> _WHAT IS EXPECTED_
Return all lines below containing the word "FFFFCC".

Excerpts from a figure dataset
┏━━
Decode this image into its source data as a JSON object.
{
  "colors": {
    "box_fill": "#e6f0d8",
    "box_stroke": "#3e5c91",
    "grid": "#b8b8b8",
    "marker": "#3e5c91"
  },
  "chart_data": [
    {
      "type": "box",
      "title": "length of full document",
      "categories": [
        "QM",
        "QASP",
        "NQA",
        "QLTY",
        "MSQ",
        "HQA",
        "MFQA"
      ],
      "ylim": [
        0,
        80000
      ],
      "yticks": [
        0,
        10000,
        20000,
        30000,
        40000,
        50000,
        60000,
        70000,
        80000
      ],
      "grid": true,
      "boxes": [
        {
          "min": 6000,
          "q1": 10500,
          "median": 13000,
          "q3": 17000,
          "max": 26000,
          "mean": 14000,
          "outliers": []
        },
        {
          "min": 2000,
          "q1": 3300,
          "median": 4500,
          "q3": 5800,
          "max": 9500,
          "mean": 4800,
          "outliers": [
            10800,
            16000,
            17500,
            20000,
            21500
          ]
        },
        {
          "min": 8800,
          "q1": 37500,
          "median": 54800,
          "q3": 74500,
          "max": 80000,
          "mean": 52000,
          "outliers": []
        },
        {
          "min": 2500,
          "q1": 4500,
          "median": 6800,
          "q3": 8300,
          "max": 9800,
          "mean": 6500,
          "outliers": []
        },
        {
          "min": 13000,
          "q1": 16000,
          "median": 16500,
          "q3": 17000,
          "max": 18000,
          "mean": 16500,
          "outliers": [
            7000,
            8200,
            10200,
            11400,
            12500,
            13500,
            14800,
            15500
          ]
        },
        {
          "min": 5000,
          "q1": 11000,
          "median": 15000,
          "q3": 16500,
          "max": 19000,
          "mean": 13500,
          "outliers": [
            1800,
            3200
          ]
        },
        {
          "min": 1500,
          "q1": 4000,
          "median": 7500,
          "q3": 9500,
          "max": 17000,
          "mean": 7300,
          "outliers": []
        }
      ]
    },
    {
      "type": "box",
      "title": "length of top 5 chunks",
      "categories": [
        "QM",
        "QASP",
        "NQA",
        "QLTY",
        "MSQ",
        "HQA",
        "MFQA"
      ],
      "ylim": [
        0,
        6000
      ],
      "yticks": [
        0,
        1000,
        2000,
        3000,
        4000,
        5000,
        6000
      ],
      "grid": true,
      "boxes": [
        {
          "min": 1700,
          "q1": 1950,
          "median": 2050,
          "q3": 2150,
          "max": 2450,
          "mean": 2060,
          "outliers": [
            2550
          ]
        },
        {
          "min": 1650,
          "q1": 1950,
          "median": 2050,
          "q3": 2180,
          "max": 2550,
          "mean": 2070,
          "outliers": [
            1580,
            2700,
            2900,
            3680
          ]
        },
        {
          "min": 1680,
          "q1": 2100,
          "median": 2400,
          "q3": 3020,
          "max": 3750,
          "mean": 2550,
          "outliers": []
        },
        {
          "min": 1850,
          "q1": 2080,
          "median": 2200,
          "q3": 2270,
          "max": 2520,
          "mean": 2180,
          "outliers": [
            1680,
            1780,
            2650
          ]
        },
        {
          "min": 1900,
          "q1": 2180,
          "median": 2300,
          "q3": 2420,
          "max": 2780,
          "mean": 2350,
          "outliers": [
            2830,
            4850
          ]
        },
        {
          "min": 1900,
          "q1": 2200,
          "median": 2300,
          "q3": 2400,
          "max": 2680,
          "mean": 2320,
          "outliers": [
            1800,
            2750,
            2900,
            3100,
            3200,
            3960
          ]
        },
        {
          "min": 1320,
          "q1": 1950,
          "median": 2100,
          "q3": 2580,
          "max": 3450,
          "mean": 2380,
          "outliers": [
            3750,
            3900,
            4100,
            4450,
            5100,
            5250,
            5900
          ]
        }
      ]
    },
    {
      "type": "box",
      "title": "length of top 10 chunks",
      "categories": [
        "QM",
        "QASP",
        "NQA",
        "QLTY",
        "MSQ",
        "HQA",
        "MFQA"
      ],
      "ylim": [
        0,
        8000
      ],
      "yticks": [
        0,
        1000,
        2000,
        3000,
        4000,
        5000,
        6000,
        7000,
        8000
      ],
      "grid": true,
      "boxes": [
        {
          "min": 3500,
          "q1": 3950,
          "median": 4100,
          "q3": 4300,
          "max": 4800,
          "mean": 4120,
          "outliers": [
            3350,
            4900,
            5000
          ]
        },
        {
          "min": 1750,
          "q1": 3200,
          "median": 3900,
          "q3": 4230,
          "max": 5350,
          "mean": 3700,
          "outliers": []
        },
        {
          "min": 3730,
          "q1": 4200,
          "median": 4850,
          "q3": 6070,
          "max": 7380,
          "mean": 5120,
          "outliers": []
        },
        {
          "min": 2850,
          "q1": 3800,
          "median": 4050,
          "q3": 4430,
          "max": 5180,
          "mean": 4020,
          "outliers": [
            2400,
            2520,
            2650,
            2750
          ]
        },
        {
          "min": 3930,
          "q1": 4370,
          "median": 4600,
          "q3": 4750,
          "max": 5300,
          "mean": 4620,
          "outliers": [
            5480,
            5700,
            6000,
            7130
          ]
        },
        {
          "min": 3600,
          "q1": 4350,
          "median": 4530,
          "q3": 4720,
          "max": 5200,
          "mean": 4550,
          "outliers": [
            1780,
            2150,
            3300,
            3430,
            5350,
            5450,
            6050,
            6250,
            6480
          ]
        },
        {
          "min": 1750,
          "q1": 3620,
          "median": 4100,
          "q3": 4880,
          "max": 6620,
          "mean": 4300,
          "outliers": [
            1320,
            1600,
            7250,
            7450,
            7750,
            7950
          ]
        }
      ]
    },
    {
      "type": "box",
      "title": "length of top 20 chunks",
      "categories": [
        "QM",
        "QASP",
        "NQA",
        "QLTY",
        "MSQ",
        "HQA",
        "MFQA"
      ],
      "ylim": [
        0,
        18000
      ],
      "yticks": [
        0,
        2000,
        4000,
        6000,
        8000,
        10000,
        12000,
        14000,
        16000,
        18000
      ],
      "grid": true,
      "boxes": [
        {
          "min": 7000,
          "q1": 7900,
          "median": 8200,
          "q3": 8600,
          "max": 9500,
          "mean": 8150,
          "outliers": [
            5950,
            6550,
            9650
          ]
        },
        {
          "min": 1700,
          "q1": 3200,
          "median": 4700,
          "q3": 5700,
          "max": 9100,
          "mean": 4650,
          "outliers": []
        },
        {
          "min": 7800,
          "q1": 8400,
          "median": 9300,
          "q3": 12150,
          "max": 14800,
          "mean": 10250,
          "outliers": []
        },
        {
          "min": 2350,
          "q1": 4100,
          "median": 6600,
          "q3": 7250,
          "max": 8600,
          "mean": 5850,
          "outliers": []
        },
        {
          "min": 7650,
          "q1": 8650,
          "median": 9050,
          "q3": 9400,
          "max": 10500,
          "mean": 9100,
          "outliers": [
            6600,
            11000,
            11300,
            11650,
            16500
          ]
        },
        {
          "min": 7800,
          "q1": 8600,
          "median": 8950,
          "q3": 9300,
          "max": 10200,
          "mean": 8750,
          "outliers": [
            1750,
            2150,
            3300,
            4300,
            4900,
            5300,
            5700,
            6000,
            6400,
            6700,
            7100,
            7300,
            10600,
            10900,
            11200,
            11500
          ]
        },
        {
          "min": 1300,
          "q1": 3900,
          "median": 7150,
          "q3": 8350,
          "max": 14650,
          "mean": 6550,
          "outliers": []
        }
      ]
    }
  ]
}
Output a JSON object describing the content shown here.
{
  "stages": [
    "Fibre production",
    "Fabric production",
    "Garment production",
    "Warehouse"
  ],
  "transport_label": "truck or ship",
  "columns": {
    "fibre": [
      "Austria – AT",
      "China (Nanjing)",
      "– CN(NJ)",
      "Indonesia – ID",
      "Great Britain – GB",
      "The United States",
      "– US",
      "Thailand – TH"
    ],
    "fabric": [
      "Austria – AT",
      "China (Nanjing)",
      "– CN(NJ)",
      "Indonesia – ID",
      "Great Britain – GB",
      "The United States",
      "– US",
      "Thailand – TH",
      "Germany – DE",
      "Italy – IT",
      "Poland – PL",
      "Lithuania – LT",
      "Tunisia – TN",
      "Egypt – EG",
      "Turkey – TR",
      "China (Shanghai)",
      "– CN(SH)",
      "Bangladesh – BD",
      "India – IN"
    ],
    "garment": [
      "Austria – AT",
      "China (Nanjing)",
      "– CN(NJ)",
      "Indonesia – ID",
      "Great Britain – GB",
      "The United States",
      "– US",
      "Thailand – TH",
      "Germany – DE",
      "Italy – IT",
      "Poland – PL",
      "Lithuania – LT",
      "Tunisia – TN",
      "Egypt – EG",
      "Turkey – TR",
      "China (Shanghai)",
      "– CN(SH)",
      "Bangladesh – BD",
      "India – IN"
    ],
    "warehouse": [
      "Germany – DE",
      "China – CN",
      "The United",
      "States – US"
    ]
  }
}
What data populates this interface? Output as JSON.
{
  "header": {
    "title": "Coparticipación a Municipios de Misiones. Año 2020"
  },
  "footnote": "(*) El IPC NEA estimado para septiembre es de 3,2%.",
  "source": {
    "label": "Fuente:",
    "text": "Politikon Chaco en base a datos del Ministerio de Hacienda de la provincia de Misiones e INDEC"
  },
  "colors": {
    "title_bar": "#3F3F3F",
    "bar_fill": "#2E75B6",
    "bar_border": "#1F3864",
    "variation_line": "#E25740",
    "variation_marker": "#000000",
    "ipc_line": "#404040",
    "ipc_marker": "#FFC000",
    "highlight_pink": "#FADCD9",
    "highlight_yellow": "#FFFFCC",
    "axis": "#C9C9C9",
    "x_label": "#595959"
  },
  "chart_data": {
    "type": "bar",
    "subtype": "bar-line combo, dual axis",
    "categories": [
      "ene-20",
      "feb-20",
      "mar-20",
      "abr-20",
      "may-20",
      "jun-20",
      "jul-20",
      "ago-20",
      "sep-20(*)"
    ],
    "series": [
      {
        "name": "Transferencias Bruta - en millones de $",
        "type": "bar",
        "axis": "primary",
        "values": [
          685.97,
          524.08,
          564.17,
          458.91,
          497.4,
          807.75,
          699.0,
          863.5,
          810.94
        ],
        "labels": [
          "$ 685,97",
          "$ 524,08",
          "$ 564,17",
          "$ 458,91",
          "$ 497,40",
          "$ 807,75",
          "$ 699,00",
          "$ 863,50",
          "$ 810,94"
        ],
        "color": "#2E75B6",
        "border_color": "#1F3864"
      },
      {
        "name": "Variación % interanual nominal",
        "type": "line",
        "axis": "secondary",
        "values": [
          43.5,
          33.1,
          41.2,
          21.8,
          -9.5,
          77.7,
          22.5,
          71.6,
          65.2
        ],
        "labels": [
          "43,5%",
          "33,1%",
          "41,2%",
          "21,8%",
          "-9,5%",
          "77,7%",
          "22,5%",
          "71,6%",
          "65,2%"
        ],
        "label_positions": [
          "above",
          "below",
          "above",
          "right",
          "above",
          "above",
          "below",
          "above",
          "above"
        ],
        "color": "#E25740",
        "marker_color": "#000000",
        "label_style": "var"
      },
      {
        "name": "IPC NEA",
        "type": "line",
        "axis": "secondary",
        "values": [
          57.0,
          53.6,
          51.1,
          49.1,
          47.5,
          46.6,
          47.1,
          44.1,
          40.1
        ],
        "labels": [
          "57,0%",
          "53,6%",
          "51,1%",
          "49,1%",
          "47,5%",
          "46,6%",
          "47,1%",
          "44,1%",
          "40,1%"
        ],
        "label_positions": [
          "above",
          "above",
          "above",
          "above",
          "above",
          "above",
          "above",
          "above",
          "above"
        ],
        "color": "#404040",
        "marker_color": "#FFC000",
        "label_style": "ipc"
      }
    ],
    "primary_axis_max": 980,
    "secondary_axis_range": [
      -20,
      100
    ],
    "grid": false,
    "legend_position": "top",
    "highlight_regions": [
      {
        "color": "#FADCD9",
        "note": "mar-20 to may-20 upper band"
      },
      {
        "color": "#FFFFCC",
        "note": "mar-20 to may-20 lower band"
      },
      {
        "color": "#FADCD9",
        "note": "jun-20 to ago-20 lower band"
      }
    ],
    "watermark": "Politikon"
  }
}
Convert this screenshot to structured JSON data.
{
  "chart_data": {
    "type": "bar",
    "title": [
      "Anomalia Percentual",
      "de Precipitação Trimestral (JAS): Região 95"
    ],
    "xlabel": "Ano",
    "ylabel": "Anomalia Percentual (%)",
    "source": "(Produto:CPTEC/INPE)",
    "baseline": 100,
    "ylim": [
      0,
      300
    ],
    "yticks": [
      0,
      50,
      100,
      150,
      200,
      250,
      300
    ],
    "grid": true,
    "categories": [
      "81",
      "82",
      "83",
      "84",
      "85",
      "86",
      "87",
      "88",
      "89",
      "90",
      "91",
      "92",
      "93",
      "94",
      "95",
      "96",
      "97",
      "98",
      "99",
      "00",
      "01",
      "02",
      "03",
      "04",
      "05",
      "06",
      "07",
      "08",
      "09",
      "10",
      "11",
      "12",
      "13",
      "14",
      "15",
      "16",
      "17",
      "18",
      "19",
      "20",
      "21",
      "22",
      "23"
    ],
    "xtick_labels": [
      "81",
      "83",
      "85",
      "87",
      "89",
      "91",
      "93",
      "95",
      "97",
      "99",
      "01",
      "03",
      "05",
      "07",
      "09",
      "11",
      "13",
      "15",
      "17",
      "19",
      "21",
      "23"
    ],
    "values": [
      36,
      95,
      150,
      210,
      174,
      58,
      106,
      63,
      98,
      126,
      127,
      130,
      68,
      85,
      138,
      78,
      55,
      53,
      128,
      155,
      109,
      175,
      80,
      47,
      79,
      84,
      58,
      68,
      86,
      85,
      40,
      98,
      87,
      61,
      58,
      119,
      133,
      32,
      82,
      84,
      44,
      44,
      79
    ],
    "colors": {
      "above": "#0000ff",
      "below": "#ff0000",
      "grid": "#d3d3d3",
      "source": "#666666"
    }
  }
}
┗━━
> _ANSWER TO THIS EXERCISE_
    "highlight_yellow": "#FFFFCC",
        "color": "#FFFFCC",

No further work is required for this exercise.